[Records from a dataset]
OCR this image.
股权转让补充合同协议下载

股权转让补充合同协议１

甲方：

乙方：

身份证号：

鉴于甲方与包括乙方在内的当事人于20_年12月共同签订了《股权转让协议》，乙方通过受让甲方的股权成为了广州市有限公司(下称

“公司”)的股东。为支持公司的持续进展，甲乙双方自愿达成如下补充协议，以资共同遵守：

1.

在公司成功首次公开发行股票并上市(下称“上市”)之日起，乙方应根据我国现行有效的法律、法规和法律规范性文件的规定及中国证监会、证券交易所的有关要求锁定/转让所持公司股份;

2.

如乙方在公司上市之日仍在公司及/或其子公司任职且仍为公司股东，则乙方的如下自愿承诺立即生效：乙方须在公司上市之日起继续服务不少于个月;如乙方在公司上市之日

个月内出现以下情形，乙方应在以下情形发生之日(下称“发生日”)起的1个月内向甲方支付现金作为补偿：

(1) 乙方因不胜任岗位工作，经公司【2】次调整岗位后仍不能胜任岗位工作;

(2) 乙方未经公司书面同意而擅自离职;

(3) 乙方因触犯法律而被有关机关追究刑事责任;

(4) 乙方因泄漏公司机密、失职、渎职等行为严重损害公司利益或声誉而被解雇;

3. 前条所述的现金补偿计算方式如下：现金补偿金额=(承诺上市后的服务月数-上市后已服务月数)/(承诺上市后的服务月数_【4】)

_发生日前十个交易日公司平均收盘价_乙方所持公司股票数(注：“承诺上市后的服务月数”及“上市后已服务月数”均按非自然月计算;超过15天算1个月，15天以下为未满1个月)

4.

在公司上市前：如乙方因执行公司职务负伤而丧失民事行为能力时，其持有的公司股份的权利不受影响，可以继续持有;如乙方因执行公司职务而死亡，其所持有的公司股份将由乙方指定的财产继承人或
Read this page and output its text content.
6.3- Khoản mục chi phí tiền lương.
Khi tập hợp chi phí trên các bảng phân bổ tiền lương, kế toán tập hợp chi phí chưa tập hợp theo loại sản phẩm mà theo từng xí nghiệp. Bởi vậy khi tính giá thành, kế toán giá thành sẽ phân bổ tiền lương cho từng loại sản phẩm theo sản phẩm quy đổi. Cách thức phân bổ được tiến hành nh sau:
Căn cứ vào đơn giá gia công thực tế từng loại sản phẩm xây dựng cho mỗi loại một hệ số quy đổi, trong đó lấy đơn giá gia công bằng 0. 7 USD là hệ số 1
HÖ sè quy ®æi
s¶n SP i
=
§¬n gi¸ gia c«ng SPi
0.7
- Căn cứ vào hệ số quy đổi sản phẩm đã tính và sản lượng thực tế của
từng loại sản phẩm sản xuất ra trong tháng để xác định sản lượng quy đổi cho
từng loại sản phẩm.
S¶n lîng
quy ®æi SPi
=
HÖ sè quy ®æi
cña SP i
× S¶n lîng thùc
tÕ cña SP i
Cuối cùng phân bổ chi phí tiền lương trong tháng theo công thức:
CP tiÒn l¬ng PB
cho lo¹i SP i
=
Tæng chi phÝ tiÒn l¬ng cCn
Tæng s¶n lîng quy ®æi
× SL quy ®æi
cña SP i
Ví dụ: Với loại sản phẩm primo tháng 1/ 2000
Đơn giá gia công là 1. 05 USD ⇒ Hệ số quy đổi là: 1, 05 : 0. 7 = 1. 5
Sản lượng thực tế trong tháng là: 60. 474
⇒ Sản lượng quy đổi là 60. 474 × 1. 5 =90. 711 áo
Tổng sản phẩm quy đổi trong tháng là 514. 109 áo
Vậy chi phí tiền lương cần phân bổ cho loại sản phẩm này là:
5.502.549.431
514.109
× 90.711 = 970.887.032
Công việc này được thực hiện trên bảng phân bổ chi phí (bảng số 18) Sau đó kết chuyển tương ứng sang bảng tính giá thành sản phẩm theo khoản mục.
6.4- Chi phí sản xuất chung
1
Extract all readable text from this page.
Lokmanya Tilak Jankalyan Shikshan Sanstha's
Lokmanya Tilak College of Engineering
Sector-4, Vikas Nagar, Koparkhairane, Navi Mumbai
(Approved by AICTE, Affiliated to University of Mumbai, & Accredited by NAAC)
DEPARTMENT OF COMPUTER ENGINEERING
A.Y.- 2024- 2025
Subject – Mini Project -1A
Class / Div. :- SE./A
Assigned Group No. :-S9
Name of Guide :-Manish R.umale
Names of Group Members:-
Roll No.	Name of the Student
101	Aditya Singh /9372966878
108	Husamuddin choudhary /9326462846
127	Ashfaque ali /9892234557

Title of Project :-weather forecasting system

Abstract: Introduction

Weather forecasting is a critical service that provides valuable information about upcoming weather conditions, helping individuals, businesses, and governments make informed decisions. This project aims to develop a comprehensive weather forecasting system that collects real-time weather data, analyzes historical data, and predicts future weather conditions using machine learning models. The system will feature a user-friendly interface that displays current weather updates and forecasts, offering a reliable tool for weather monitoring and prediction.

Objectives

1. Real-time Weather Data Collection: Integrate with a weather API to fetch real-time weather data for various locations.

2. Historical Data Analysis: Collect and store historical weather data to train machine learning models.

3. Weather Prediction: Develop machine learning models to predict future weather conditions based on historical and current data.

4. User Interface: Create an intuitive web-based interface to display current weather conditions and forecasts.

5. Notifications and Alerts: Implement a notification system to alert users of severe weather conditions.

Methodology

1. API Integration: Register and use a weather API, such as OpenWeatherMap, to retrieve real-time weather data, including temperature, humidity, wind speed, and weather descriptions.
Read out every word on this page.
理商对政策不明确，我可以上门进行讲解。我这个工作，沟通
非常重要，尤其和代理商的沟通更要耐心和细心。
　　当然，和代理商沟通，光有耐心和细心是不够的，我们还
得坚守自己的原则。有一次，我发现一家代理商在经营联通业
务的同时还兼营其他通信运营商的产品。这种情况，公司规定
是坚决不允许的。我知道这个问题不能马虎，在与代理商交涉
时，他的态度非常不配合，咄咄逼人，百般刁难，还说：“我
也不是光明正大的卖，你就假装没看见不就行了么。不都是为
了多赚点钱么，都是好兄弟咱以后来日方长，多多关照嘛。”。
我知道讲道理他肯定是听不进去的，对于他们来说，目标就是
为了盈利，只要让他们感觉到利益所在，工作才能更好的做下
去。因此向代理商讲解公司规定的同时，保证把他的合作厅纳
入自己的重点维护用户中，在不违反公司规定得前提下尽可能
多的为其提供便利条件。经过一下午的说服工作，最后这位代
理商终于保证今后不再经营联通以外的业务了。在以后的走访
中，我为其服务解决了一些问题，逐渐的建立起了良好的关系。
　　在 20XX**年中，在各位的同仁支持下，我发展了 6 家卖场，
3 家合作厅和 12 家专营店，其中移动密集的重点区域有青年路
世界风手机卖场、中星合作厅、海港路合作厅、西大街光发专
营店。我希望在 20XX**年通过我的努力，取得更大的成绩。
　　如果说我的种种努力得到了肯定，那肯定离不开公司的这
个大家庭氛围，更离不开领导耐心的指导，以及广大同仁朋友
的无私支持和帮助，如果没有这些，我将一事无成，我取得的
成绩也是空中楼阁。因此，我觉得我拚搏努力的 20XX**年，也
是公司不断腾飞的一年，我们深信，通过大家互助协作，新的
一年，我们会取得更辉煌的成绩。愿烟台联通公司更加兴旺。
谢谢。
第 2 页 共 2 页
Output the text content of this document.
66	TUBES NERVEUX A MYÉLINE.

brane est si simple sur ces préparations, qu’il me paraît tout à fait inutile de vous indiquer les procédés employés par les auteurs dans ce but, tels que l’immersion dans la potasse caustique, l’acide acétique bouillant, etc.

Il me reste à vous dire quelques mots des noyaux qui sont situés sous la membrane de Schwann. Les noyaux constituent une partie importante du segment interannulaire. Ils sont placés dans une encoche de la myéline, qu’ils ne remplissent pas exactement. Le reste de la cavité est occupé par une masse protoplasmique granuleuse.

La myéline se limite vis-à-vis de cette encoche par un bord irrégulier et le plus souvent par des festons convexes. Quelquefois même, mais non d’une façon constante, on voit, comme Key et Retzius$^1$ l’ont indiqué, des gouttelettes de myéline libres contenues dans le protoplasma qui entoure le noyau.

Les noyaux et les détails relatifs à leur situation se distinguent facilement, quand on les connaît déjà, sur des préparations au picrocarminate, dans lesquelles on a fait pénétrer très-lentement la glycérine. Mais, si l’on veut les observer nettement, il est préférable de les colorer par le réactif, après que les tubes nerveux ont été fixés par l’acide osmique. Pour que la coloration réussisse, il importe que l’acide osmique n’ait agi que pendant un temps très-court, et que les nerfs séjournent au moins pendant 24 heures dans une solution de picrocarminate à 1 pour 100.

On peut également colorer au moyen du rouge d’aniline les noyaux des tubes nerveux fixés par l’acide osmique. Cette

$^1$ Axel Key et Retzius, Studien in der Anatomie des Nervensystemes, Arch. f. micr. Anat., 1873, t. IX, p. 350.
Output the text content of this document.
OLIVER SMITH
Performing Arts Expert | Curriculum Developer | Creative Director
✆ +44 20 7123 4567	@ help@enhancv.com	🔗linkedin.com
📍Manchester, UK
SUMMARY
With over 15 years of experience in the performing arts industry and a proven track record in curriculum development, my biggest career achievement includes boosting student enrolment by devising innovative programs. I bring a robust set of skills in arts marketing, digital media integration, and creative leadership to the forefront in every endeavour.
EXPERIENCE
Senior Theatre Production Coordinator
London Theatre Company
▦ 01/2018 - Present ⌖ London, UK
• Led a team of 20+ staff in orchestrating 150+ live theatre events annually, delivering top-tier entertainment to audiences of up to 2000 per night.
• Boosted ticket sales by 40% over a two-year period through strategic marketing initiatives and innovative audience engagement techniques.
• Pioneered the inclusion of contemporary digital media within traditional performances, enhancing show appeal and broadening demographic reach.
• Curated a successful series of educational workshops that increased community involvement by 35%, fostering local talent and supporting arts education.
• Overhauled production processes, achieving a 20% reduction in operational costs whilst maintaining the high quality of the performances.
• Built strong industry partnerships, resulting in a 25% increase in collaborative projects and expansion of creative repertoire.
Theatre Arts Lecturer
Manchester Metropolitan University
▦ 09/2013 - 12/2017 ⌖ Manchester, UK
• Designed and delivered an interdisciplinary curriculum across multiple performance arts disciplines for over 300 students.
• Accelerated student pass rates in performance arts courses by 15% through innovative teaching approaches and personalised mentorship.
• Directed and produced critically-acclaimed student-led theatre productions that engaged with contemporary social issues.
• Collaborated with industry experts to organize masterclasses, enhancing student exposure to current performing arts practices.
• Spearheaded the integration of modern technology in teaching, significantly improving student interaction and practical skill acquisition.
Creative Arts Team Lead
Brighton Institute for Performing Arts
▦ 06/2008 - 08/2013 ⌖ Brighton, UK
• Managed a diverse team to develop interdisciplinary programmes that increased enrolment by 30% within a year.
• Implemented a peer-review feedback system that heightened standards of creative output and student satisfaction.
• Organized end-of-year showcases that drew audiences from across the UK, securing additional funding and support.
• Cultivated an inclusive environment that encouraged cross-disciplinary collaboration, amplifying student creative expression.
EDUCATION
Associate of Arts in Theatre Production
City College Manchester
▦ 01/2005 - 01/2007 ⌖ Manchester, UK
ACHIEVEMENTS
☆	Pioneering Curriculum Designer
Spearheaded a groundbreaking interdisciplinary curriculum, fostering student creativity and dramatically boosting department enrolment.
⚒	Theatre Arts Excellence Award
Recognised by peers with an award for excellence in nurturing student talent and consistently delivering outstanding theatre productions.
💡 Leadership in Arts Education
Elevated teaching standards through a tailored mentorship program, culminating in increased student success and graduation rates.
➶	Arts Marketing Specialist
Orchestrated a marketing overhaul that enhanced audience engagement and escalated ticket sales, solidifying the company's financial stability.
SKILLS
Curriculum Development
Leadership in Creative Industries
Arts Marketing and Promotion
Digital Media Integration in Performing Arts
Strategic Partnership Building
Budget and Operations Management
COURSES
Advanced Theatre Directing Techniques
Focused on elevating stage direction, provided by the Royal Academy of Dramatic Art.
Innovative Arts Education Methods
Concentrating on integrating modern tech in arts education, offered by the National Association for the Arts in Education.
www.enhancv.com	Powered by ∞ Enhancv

» WRITTEN TASK: From the records given above, copy all lines containing "interdisciplinary".

» EXERCISE OUTPUT:
• Designed and delivered an interdisciplinary curriculum across multiple performance arts disciplines for over 300 students.
• Managed a diverse team to develop interdisciplinary programmes that increased enrolment by 30% within a year.
Spearheaded a groundbreaking interdisciplinary curriculum, fostering student creativity and dramatically boosting department enrolment.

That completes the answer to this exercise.